Saved data entries
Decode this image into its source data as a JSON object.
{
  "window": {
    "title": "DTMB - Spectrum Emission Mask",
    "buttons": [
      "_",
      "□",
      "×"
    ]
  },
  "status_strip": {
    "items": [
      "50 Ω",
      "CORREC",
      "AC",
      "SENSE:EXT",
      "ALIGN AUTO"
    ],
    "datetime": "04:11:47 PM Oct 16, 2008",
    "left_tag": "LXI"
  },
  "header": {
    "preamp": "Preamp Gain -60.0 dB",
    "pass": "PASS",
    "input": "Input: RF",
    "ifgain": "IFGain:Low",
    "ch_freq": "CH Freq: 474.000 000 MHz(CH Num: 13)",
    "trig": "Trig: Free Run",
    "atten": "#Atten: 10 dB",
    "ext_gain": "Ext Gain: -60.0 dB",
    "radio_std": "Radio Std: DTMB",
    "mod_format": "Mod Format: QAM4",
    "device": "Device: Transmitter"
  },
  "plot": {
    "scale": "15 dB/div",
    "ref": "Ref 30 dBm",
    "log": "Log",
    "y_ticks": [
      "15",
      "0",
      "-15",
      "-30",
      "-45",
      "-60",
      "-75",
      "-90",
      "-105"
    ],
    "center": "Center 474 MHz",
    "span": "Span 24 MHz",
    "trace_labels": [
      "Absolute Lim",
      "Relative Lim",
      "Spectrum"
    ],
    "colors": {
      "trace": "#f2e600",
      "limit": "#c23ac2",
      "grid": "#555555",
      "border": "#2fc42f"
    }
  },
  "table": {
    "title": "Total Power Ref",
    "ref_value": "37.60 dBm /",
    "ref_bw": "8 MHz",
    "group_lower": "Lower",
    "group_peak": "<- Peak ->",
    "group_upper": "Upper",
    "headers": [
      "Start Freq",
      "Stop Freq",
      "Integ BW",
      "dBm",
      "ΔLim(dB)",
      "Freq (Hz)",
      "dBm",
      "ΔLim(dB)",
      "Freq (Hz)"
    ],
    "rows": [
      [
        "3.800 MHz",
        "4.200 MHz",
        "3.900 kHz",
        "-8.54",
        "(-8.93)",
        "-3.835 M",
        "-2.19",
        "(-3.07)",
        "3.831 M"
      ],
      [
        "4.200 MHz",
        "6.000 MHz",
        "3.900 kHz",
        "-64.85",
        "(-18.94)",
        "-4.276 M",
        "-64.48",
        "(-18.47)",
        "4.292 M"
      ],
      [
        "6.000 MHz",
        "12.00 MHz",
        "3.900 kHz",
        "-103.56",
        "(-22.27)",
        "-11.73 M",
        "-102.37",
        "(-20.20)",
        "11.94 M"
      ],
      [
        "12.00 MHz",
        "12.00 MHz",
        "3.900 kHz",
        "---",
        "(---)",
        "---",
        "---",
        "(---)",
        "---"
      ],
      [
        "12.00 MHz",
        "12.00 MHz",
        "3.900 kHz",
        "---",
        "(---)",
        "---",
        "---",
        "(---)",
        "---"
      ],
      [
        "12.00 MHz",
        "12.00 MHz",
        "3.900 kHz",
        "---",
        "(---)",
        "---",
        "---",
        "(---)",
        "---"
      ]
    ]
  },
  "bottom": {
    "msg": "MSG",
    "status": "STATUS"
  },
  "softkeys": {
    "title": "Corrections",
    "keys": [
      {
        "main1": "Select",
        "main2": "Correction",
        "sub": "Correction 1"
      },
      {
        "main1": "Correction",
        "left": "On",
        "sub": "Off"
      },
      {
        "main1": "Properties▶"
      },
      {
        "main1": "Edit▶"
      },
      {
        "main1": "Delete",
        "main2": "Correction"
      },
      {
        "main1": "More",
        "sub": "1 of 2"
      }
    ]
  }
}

[Work instructions] Take the records above and return them exactly as written.

[Output]
Decode this image into its source data as a JSON object.
{
  "window": {
    "title": "DTMB - Spectrum Emission Mask",
    "buttons": [
      "_",
      "□",
      "×"
    ]
  },
  "status_strip": {
    "items": [
      "50 Ω",
      "CORREC",
      "AC",
      "SENSE:EXT",
      "ALIGN AUTO"
    ],
    "datetime": "04:11:47 PM Oct 16, 2008",
    "left_tag": "LXI"
  },
  "header": {
    "preamp": "Preamp Gain -60.0 dB",
    "pass": "PASS",
    "input": "Input: RF",
    "ifgain": "IFGain:Low",
    "ch_freq": "CH Freq: 474.000 000 MHz(CH Num: 13)",
    "trig": "Trig: Free Run",
    "atten": "#Atten: 10 dB",
    "ext_gain": "Ext Gain: -60.0 dB",
    "radio_std": "Radio Std: DTMB",
    "mod_format": "Mod Format: QAM4",
    "device": "Device: Transmitter"
  },
  "plot": {
    "scale": "15 dB/div",
    "ref": "Ref 30 dBm",
    "log": "Log",
    "y_ticks": [
      "15",
      "0",
      "-15",
      "-30",
      "-45",
      "-60",
      "-75",
      "-90",
      "-105"
    ],
    "center": "Center 474 MHz",
    "span": "Span 24 MHz",
    "trace_labels": [
      "Absolute Lim",
      "Relative Lim",
      "Spectrum"
    ],
    "colors": {
      "trace": "#f2e600",
      "limit": "#c23ac2",
      "grid": "#555555",
      "border": "#2fc42f"
    }
  },
  "table": {
    "title": "Total Power Ref",
    "ref_value": "37.60 dBm /",
    "ref_bw": "8 MHz",
    "group_lower": "Lower",
    "group_peak": "<- Peak ->",
    "group_upper": "Upper",
    "headers": [
      "Start Freq",
      "Stop Freq",
      "Integ BW",
      "dBm",
      "ΔLim(dB)",
      "Freq (Hz)",
      "dBm",
      "ΔLim(dB)",
      "Freq (Hz)"
    ],
    "rows": [
      [
        "3.800 MHz",
        "4.200 MHz",
        "3.900 kHz",
        "-8.54",
        "(-8.93)",
        "-3.835 M",
        "-2.19",
        "(-3.07)",
        "3.831 M"
      ],
      [
        "4.200 MHz",
        "6.000 MHz",
        "3.900 kHz",
        "-64.85",
        "(-18.94)",
        "-4.276 M",
        "-64.48",
        "(-18.47)",
        "4.292 M"
      ],
      [
        "6.000 MHz",
        "12.00 MHz",
        "3.900 kHz",
        "-103.56",
        "(-22.27)",
        "-11.73 M",
        "-102.37",
        "(-20.20)",
        "11.94 M"
      ],
      [
        "12.00 MHz",
        "12.00 MHz",
        "3.900 kHz",
        "---",
        "(---)",
        "---",
        "---",
        "(---)",
        "---"
      ],
      [
        "12.00 MHz",
        "12.00 MHz",
        "3.900 kHz",
        "---",
        "(---)",
        "---",
        "---",
        "(---)",
        "---"
      ],
      [
        "12.00 MHz",
        "12.00 MHz",
        "3.900 kHz",
        "---",
        "(---)",
        "---",
        "---",
        "(---)",
        "---"
      ]
    ]
  },
  "bottom": {
    "msg": "MSG",
    "status": "STATUS"
  },
  "softkeys": {
    "title": "Corrections",
    "keys": [
      {
        "main1": "Select",
        "main2": "Correction",
        "sub": "Correction 1"
      },
      {
        "main1": "Correction",
        "left": "On",
        "sub": "Off"
      },
      {
        "main1": "Properties▶"
      },
      {
        "main1": "Edit▶"
      },
      {
        "main1": "Delete",
        "main2": "Correction"
      },
      {
        "main1": "More",
        "sub": "1 of 2"
      }
    ]
  }
}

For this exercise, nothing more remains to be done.